[EXTRACT PROVIDED]
Furthermore, the study of Tanaka and Hisada (23), especially the included electrophysiology, showed impressively that the only muscles capable of moving segment 1 (prementum) and 2 (postmentum) – the power muscle catapult 2 (0la5; extensor - 23) and power muscle catapult 1 (0hy7; flexor - 23) – are not active during the protraction of the extensible mouthpart (prehensile labial mask; fig. 2D). Their experiments highly support our findings: i) both power muscles are active before the starting point of the predatory strike, ii) both muscles are inactive during the main power output of the system, the protraction, iii) are active again during the retraction of the extensible mouthpart (prehensile labial mask; fig. 2D; 23). Even more their muscle dissection experiments (23) clearly showed the importance of the extensible mouthparts (prehensile labial mask) musculature and the insignificance of hydraulic pressure. Dissection of either power muscle catapult 1 (0hy7) or power muscle catapult 2 (0la5) causes abnormal strike movements. Especially after dissection of power muscle catapult 1 (0hy7), the head joint (p-h joint) remains immobile, whereas the connecting joint (p-p joint) opens rapidly and the extensible mouthparts (prehensile labial mask) hits the ground (23). In this case, the power muscle catapult 1 (0hy7) is not able to preload the spring of catapult 1 (T-rod), thus causing the abnormal strike behaviour – however, this is not affecting catapult 2. Additionally, we performed manipulation experiments, using the physiological effect of MgCl2 as muscle relaxant agent (37) to manipulate the abdominal muscles of the rectal chamber (25, 26) in such a way as to prevent the generation of hydraulic pressure either for jet propulsion or for the protraction of the extensible mouthparts (prehensile labial mask; 20–24). After injecting MgCl2 into parts of the abdominal muscles related to the rectal chamber, Anax larvae (n = 5) were able to perform a predatory strike but could not use jet propulsion as an escape mechanism in response to an external stimulus (see supplementary movie S4). As a control, unmanipulated Anax larvae (n = 5) showed jet propulsion in direct response to an external stimulus (see supplementary movie S4). This manipulation experiments clearly refuted the hydraulic hypothesis (21–24).
[/EXTRACT PROVIDED]
REQUIRED WORK:
[A] Summarize the text on the Anax mouthpart strike in two sentences.
[B] Answer these questions using the text on the Anax mouthpart strike:
(i) During which movement of the extensible mouthpart are both power muscles inactive?
(ii) Which joint stays immobile after dissection of power muscle catapult 1 (0hy7)?
(iii) What substance did the authors use as a muscle relaxant?
[C] Write the next part of the text on the Anax mouthpart strike, picking up after its final sentence.
[SUPPLIED ENTRIES]
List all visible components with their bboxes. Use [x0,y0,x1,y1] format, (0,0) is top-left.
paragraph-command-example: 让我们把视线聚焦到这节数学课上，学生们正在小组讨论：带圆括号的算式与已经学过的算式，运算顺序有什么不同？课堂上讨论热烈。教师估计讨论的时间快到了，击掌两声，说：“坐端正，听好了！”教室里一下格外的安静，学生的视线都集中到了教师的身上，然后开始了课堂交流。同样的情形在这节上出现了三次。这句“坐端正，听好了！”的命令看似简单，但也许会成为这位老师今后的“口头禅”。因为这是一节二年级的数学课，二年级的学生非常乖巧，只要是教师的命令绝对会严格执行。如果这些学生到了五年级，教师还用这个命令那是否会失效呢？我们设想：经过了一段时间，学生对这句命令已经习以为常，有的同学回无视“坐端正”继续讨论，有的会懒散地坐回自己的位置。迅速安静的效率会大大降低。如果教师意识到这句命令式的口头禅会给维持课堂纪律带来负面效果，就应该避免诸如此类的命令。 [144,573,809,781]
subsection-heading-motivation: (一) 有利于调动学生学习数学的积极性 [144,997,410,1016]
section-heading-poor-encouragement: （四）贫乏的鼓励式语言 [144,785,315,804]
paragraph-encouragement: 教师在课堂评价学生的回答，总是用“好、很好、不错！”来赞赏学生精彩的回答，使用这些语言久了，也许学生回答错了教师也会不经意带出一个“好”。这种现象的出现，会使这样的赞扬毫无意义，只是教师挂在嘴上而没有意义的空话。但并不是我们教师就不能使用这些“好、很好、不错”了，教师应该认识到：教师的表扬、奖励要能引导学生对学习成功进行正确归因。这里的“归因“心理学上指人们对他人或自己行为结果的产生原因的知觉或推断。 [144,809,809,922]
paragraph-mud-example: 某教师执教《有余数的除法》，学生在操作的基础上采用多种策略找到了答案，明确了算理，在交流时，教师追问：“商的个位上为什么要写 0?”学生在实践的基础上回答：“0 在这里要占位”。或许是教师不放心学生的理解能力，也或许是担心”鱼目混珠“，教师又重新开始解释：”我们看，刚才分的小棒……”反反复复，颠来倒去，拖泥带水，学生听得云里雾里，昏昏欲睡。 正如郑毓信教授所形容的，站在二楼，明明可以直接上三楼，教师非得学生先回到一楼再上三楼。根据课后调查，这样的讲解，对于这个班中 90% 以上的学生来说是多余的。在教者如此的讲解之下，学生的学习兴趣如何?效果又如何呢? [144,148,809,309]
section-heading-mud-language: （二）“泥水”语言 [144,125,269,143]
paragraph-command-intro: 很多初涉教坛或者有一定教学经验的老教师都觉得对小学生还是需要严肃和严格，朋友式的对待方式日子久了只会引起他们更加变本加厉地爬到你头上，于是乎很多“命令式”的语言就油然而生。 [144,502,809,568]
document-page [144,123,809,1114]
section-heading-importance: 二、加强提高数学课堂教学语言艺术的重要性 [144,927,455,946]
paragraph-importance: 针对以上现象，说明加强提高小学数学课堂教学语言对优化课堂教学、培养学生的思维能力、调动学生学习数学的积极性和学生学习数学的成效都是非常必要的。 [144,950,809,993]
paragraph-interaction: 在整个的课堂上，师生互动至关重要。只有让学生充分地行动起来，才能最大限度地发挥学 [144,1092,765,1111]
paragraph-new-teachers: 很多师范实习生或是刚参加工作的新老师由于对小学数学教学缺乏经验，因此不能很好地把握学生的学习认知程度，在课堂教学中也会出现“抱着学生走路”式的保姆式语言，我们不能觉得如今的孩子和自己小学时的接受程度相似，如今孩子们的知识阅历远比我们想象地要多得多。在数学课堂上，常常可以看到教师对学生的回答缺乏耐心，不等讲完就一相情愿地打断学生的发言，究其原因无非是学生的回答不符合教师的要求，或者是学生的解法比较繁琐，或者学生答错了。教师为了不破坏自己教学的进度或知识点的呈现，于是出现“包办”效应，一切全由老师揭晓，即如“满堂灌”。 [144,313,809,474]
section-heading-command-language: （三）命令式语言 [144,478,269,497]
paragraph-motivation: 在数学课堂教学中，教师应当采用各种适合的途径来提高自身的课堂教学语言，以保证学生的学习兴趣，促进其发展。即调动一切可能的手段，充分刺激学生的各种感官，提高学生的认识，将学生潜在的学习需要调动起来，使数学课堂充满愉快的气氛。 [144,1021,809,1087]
[/SUPPLIED ENTRIES]
EXERCISE RESPONSES:
[A] Electrophysiology and dissection work by Tanaka and Hisada showed that the two power muscles that move the prementum and postmentum are inactive during protraction of the extensible mouthpart, and that hydraulic pressure is insignificant, which supports the authors' findings. In the authors' own experiments, Anax larvae injected with MgCl2 in the abdominal muscles of the rectal chamber could still strike but could not use jet propulsion, and the authors state that this refuted the hydraulic hypothesis.

[B]
(i) The protraction, which is the main power output of the system.
(ii) The head joint (p-h joint).
(iii) MgCl2.

[C]
The electrophysiology and muscle dissection experiments (23) as well as the manipulation experiments completely refuted the hydraulic hypothesis (20–24). Also, the combinational hypothesis of Tanaka and Hisada (23) where hydraulic pressure and muscular co-contraction is producing the main power for the predatory strike can be refuted. The power output calculations clearly show that muscle contraction alone cannot provide the power necessary for the observed movement. Hence these findings strongly corroborate our hypothesis that the driving power for the protraction of the extensible mouthparts (prehensile labial mask) is generated by a synchronised dual-catapult system.
Proof of concept
To test whether the hypothesized interplay of muscles, springs and locks can actually generate a predatory strike like motion, we used our detailed morphological findings to create a robotic model of theprehensile labial mask (fig. 5). The μCT-data was used to ascertain general proportions and match the axes of rotation of both head joint (p-h joint) and connecting joint (p-p joint) as exactly as possible. Muscle movement was imitated by servo motors with matched traction angles. The energy storing sclerites were imitated by steel tension springs (see material & methods). Using this setup, based on the described morphology and hypothesized mechanical configuration, we could show that the artificial extensible mouthparts (prehensile labial mask) is moving in a comparable way as the real predatory strike of a dragonfly larvae (see supplementary movie S5). This proof of concept is intriguingly underlining our hypothesis.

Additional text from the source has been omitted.